#### Problem to work on
Starting at the line that contains "- side-view: [392, 26, 546, 231]" and stopping after the line that contains "- boiler-body-front: [75, 38, 303, 193]", render those lines as a Markdown table with the columns Row and Line. Number each row and skip blank lines.

#### Dataset records
○ ○ ○ ○ ○
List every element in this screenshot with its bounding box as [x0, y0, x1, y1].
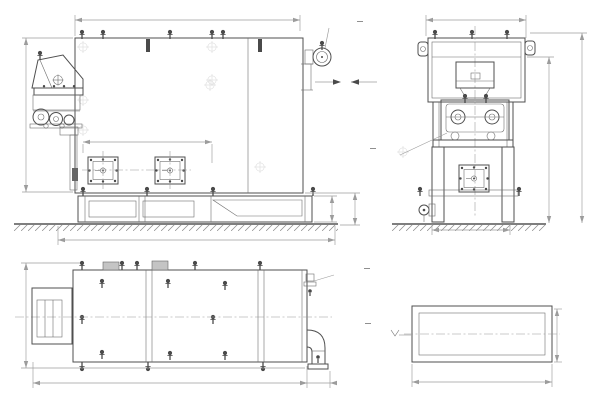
- side-view: [392, 26, 546, 231]
- water-outlet-flange: [305, 28, 331, 66]
- boiler-body-plan: [73, 270, 307, 362]
- front-view: [14, 28, 377, 231]
- boiler-body-side: [428, 38, 525, 102]
- drawing-linework: [0, 0, 600, 400]
- detail-view-a: [391, 306, 562, 387]
- ground-hatch: [14, 225, 338, 231]
- plan-view-dimensions: [21, 263, 337, 388]
- grate-panel: [89, 201, 136, 217]
- top-bracket: [152, 261, 168, 270]
- water-inlet-stub: [304, 274, 334, 296]
- boiler-body-front: [75, 38, 303, 193]
- label-water-outlet: [357, 20, 363, 22]
- grate-panel: [143, 201, 194, 217]
- feeder-leader-line: [400, 133, 447, 155]
- lifting-lug: [146, 39, 150, 52]
- crosshair-watermarks: [77, 41, 409, 173]
- drawing-sheet: [0, 0, 600, 400]
- label-water-inlet: [364, 267, 370, 269]
- feeder-mechanism: [441, 94, 509, 140]
- front-view-dimensions: [22, 15, 360, 245]
- gas-flow-arrow: [315, 79, 341, 85]
- plan-view: [15, 261, 334, 371]
- side-view-dimensions: [426, 15, 587, 235]
- section-cut-arrow: [351, 79, 377, 85]
- lifting-lug: [418, 42, 428, 56]
- elbow-pipe: [307, 330, 328, 369]
- elevation-mark-value: [365, 322, 371, 324]
- base-frame: [78, 196, 312, 222]
- burner-box-plan: [32, 288, 72, 344]
- lifting-lug: [258, 39, 262, 52]
- support-leg: [432, 147, 444, 222]
- access-door: [459, 165, 489, 192]
- label-feeder: [370, 147, 376, 149]
- top-bracket: [103, 262, 119, 270]
- lifting-lug: [525, 41, 535, 55]
- elevation-mark-symbol: [391, 330, 412, 336]
- support-leg: [502, 147, 514, 222]
- pump-fitting: [419, 204, 435, 222]
- ash-hopper-profile: [213, 200, 302, 216]
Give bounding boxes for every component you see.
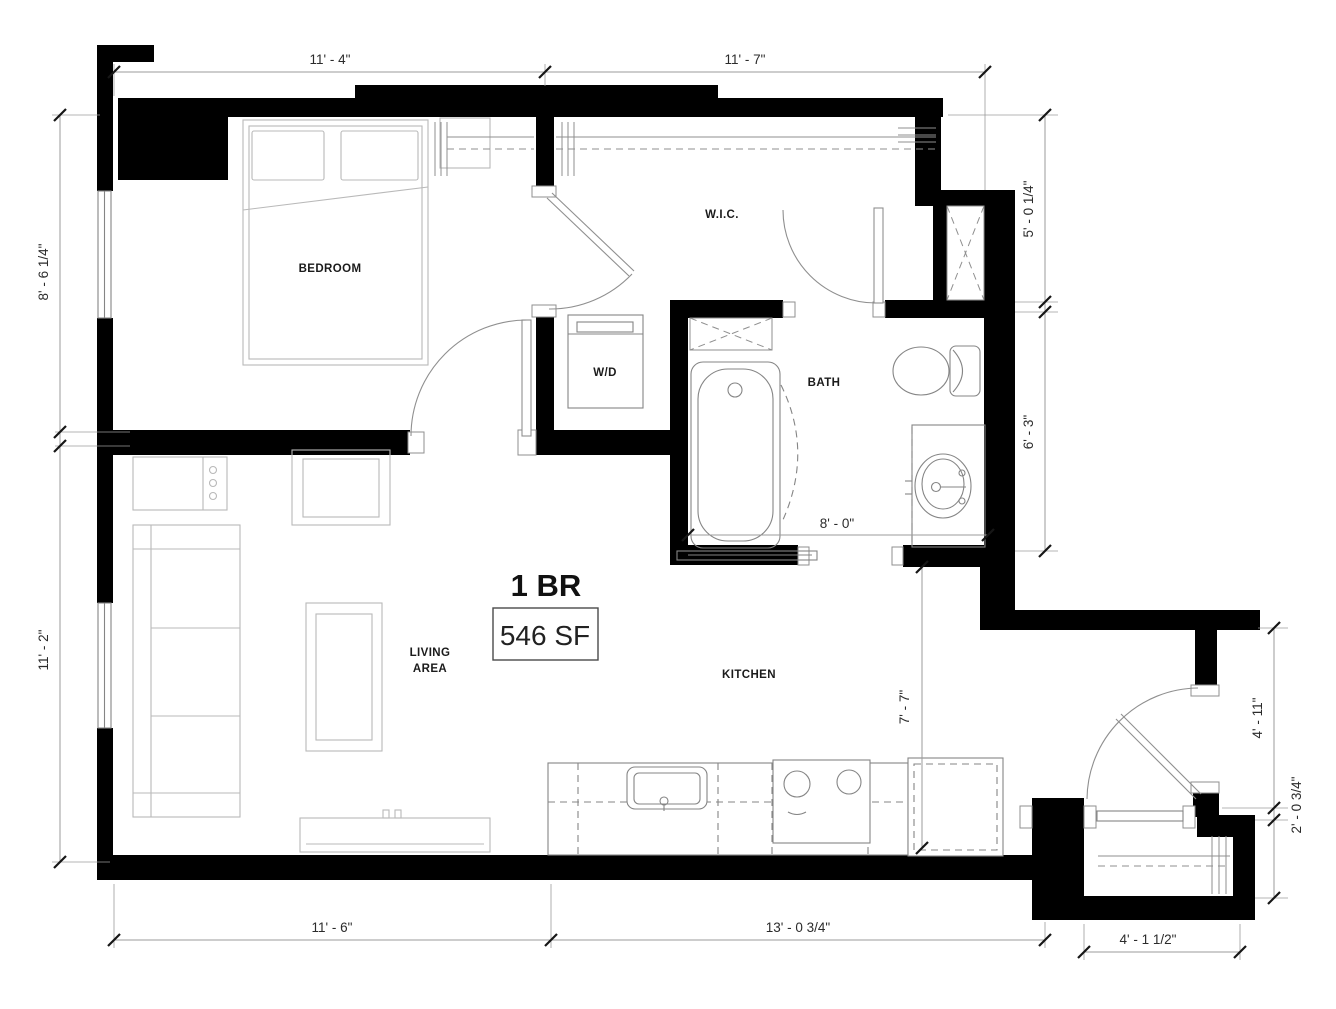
- unit-area-label: 546 SF: [500, 620, 590, 651]
- dim-right-closet: 2' - 0 3/4": [1289, 776, 1304, 833]
- unit-title-block: 1 BR 546 SF: [493, 568, 598, 660]
- vanity-sink: [905, 425, 985, 547]
- dim-left-upper: 8' - 6 1/4": [36, 243, 51, 300]
- dim-kitchen-interior: 7' - 7": [897, 690, 912, 725]
- dim-top-right: 11' - 7": [725, 52, 766, 67]
- floor-plan-page: 11' - 4" 11' - 7" 8' - 6 1/4" 11' - 2" 5…: [0, 0, 1336, 1009]
- label-bedroom: BEDROOM: [299, 263, 362, 275]
- entry-door: [1087, 688, 1201, 799]
- tv-console: [300, 810, 490, 852]
- label-kitchen: KITCHEN: [722, 669, 776, 681]
- doors: [411, 193, 1201, 821]
- unit-type-title: 1 BR: [511, 568, 582, 603]
- label-bath: BATH: [808, 377, 841, 389]
- dim-bottom-left: 11' - 6": [312, 920, 353, 935]
- floor-plan-drawing: 11' - 4" 11' - 7" 8' - 6 1/4" 11' - 2" 5…: [0, 0, 1336, 1009]
- dim-bath-interior: 8' - 0": [820, 516, 855, 531]
- kitchen-sink: [627, 767, 707, 811]
- dim-left-lower: 11' - 2": [36, 629, 51, 670]
- bathtub: [691, 362, 798, 548]
- entry-closet-saddle: [1097, 811, 1183, 821]
- corner-shelf-niche: [947, 206, 984, 300]
- window-living: [98, 603, 111, 728]
- dim-right-wic: 5' - 0 1/4": [1021, 180, 1036, 237]
- armchair: [292, 450, 390, 525]
- washer-dryer-unit: [568, 315, 643, 408]
- coffee-table: [306, 603, 382, 751]
- label-living-line1: LIVING: [410, 647, 451, 659]
- dim-right-entry: 4' - 11": [1250, 697, 1265, 738]
- dresser: [133, 457, 227, 510]
- sofa: [133, 525, 240, 817]
- cooktop: [773, 760, 870, 843]
- label-living-line2: AREA: [413, 663, 447, 675]
- dim-top-left: 11' - 4": [310, 52, 351, 67]
- dim-right-bath: 6' - 3": [1021, 415, 1036, 450]
- door-frames: [408, 186, 1219, 828]
- label-wic: W.I.C.: [705, 209, 739, 221]
- toilet: [893, 346, 980, 396]
- linen-shelf: [690, 318, 772, 350]
- label-wd: W/D: [593, 367, 617, 379]
- window-bedroom: [98, 191, 111, 318]
- dim-bottom-middle: 13' - 0 3/4": [766, 920, 831, 935]
- bedroom-hall-door: [547, 193, 634, 309]
- living-bedroom-door: [411, 320, 531, 436]
- bed: [243, 120, 428, 365]
- dim-bottom-entry: 4' - 1 1/2": [1120, 932, 1177, 947]
- wic-bath-door: [783, 208, 883, 303]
○ ○ ○ ○ ○
#### Solution to the problem
| Row | Line |
|---|---|
| 1 | - side-view: [392, 26, 546, 231] |
| 2 | - water-outlet-flange: [305, 28, 331, 66] |
| 3 | - boiler-body-plan: [73, 270, 307, 362] |
| 4 | - front-view: [14, 28, 377, 231] |
| 5 | - boiler-body-side: [428, 38, 525, 102] |
| 6 | - drawing-linework: [0, 0, 600, 400] |
| 7 | - detail-view-a: [391, 306, 562, 387] |
| 8 | - ground-hatch: [14, 225, 338, 231] |
| 9 | - plan-view-dimensions: [21, 263, 337, 388] |
| 10 | - grate-panel: [89, 201, 136, 217] |
| 11 | - top-bracket: [152, 261, 168, 270] |
| 12 | - water-inlet-stub: [304, 274, 334, 296] |
| 13 | - boiler-body-front: [75, 38, 303, 193] |